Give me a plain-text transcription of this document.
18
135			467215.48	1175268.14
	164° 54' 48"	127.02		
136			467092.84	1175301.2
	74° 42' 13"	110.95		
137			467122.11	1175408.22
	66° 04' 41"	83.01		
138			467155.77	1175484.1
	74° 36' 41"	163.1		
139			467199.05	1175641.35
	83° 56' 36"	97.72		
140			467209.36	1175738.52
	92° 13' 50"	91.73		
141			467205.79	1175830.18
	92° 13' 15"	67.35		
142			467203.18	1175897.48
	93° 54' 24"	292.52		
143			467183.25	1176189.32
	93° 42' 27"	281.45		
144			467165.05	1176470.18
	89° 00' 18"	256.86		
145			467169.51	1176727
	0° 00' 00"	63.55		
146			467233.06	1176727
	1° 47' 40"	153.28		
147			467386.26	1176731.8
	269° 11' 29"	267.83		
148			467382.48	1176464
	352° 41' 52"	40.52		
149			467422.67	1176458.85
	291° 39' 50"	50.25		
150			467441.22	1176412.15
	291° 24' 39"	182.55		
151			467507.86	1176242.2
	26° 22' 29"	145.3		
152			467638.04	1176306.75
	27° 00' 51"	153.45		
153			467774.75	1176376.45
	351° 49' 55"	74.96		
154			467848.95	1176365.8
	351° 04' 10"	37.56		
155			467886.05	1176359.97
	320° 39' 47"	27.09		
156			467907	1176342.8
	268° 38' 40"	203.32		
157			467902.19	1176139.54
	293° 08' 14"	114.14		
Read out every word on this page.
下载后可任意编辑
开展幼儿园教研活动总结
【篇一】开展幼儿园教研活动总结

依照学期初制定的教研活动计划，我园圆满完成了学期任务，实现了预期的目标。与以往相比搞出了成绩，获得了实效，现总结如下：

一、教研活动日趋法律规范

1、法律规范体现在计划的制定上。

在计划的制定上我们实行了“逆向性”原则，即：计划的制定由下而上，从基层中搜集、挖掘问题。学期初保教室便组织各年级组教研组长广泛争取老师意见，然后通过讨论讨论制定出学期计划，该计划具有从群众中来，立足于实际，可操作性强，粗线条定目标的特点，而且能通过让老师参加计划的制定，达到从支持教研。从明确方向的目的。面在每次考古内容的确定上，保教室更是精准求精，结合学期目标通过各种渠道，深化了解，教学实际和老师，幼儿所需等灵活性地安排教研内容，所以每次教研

--------------------

Using the data above, repeat every line exactly.

**Exercise response:**
Give me a plain-text transcription of this document.
18
135			467215.48	1175268.14
	164° 54' 48"	127.02		
136			467092.84	1175301.2
	74° 42' 13"	110.95		
137			467122.11	1175408.22
	66° 04' 41"	83.01		
138			467155.77	1175484.1
	74° 36' 41"	163.1		
139			467199.05	1175641.35
	83° 56' 36"	97.72		
140			467209.36	1175738.52
	92° 13' 50"	91.73		
141			467205.79	1175830.18
	92° 13' 15"	67.35		
142			467203.18	1175897.48
	93° 54' 24"	292.52		
143			467183.25	1176189.32
	93° 42' 27"	281.45		
144			467165.05	1176470.18
	89° 00' 18"	256.86		
145			467169.51	1176727
	0° 00' 00"	63.55		
146			467233.06	1176727
	1° 47' 40"	153.28		
147			467386.26	1176731.8
	269° 11' 29"	267.83		
148			467382.48	1176464
	352° 41' 52"	40.52		
149			467422.67	1176458.85
	291° 39' 50"	50.25		
150			467441.22	1176412.15
	291° 24' 39"	182.55		
151			467507.86	1176242.2
	26° 22' 29"	145.3		
152			467638.04	1176306.75
	27° 00' 51"	153.45		
153			467774.75	1176376.45
	351° 49' 55"	74.96		
154			467848.95	1176365.8
	351° 04' 10"	37.56		
155			467886.05	1176359.97
	320° 39' 47"	27.09		
156			467907	1176342.8
	268° 38' 40"	203.32		
157			467902.19	1176139.54
	293° 08' 14"	114.14		
Read out every word on this page.
下载后可任意编辑
开展幼儿园教研活动总结
【篇一】开展幼儿园教研活动总结

依照学期初制定的教研活动计划，我园圆满完成了学期任务，实现了预期的目标。与以往相比搞出了成绩，获得了实效，现总结如下：

一、教研活动日趋法律规范

1、法律规范体现在计划的制定上。

在计划的制定上我们实行了“逆向性”原则，即：计划的制定由下而上，从基层中搜集、挖掘问题。学期初保教室便组织各年级组教研组长广泛争取老师意见，然后通过讨论讨论制定出学期计划，该计划具有从群众中来，立足于实际，可操作性强，粗线条定目标的特点，而且能通过让老师参加计划的制定，达到从支持教研。从明确方向的目的。面在每次考古内容的确定上，保教室更是精准求精，结合学期目标通过各种渠道，深化了解，教学实际和老师，幼儿所需等灵活性地安排教研内容，所以每次教研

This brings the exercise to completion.